● **What to work on**
Check every line of the data below for the string "detached", and copy the ones that hold it.

● **Data excerpts**
※ ※ ※

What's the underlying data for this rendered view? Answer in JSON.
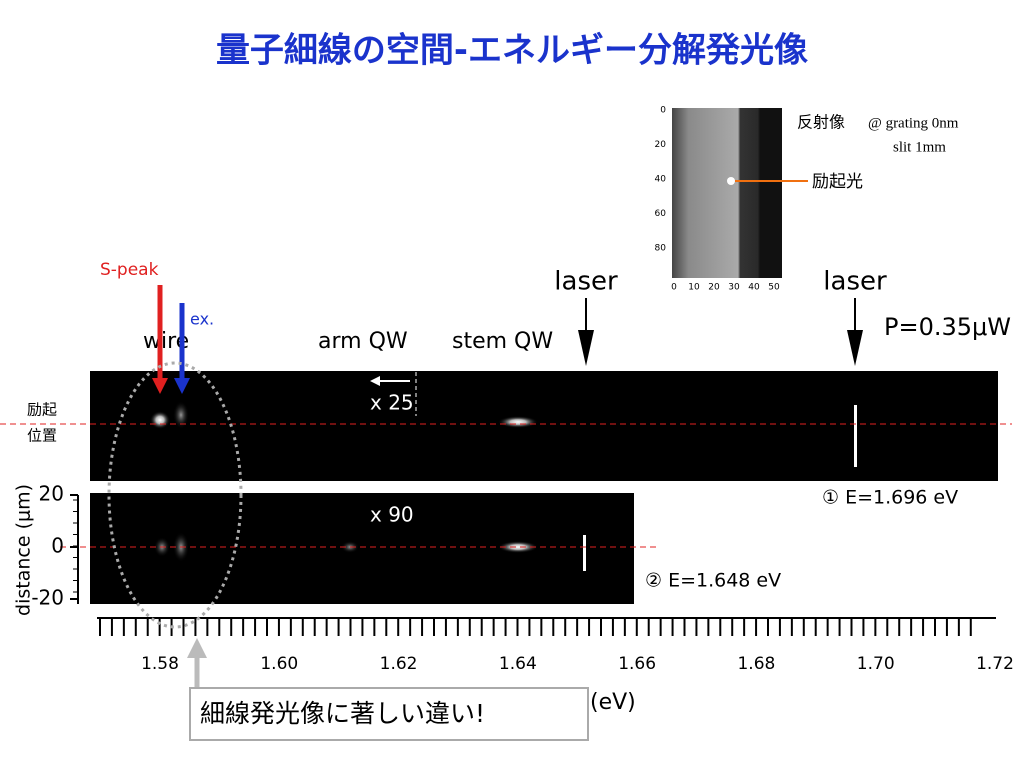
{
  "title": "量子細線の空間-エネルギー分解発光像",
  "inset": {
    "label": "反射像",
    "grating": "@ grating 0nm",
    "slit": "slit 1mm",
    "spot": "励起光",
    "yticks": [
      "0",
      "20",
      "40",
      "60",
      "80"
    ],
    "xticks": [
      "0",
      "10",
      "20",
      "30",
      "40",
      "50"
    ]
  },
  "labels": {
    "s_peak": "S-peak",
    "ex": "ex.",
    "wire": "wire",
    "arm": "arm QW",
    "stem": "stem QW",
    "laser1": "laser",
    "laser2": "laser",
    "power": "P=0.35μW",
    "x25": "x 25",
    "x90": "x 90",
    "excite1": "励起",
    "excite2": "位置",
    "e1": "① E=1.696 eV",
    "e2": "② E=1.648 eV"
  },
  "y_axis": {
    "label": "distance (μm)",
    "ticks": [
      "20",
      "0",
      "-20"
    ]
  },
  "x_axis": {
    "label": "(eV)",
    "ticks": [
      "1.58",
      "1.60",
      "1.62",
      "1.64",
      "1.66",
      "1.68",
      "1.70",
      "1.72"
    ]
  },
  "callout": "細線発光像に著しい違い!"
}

※ ※ ※

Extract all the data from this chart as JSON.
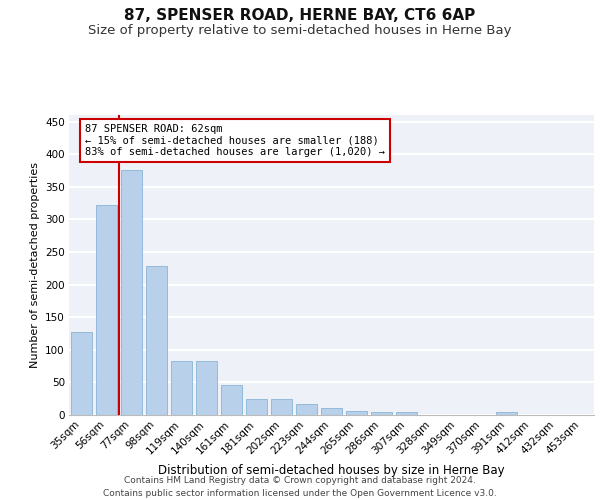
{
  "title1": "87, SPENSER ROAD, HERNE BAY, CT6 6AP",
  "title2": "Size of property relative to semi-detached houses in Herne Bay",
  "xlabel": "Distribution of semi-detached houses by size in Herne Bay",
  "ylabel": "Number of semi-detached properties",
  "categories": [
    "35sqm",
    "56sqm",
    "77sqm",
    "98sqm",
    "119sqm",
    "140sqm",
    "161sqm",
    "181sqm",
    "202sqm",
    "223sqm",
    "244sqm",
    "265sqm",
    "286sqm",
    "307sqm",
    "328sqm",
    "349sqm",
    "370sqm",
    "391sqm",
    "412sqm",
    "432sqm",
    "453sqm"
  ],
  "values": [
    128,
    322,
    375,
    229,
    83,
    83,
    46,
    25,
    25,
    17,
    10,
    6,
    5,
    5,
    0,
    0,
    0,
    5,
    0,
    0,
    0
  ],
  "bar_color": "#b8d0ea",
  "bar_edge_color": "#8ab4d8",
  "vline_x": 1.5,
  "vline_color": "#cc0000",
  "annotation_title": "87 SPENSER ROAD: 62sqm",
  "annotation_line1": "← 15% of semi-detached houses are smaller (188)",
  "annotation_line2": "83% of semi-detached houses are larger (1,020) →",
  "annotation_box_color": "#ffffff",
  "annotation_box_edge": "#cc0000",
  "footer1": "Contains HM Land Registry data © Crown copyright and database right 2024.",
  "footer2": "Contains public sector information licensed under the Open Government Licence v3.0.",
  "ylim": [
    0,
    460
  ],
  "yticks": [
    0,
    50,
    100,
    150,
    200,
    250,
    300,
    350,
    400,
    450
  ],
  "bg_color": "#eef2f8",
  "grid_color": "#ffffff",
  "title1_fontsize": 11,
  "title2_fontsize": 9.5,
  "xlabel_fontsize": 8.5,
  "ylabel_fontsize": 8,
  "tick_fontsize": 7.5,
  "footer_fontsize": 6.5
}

※ ※ ※

● **Task solution**
  "title2": "Size of property relative to semi-detached houses in Herne Bay",
  "xlabel": "Distribution of semi-detached houses by size in Herne Bay",
  "ylabel": "Number of semi-detached properties",
  "annotation_line1": "← 15% of semi-detached houses are smaller (188)",
  "annotation_line2": "83% of semi-detached houses are larger (1,020) →",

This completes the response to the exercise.